begin

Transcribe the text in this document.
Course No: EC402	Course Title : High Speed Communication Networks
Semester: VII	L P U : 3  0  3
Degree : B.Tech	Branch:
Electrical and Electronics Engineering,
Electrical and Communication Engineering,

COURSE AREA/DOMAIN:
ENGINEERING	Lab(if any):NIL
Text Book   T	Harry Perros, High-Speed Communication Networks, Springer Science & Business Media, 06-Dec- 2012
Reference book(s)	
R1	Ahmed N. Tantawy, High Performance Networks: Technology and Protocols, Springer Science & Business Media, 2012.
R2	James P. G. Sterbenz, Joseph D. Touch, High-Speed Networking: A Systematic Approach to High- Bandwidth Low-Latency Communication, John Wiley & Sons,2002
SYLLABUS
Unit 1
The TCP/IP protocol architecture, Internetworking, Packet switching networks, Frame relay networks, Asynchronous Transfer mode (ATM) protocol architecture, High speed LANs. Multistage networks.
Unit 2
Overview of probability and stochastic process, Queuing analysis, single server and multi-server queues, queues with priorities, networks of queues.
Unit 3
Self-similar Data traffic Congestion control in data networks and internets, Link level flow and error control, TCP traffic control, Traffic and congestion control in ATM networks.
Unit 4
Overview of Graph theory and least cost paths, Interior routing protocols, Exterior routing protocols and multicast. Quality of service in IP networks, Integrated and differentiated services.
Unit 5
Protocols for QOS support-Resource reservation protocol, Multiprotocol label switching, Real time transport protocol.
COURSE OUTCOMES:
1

end

**TASK GOAL:**
Take the material above and return all of it exactly.

**WRITTEN SOLUTION:**
Transcribe the text in this document.
Course No: EC402	Course Title : High Speed Communication Networks
Semester: VII	L P U : 3  0  3
Degree : B.Tech	Branch:
Electrical and Electronics Engineering,
Electrical and Communication Engineering,

COURSE AREA/DOMAIN:
ENGINEERING	Lab(if any):NIL
Text Book   T	Harry Perros, High-Speed Communication Networks, Springer Science & Business Media, 06-Dec- 2012
Reference book(s)	
R1	Ahmed N. Tantawy, High Performance Networks: Technology and Protocols, Springer Science & Business Media, 2012.
R2	James P. G. Sterbenz, Joseph D. Touch, High-Speed Networking: A Systematic Approach to High- Bandwidth Low-Latency Communication, John Wiley & Sons,2002
SYLLABUS
Unit 1
The TCP/IP protocol architecture, Internetworking, Packet switching networks, Frame relay networks, Asynchronous Transfer mode (ATM) protocol architecture, High speed LANs. Multistage networks.
Unit 2
Overview of probability and stochastic process, Queuing analysis, single server and multi-server queues, queues with priorities, networks of queues.
Unit 3
Self-similar Data traffic Congestion control in data networks and internets, Link level flow and error control, TCP traffic control, Traffic and congestion control in ATM networks.
Unit 4
Overview of Graph theory and least cost paths, Interior routing protocols, Exterior routing protocols and multicast. Quality of service in IP networks, Integrated and differentiated services.
Unit 5
Protocols for QOS support-Resource reservation protocol, Multiprotocol label switching, Real time transport protocol.
COURSE OUTCOMES:
1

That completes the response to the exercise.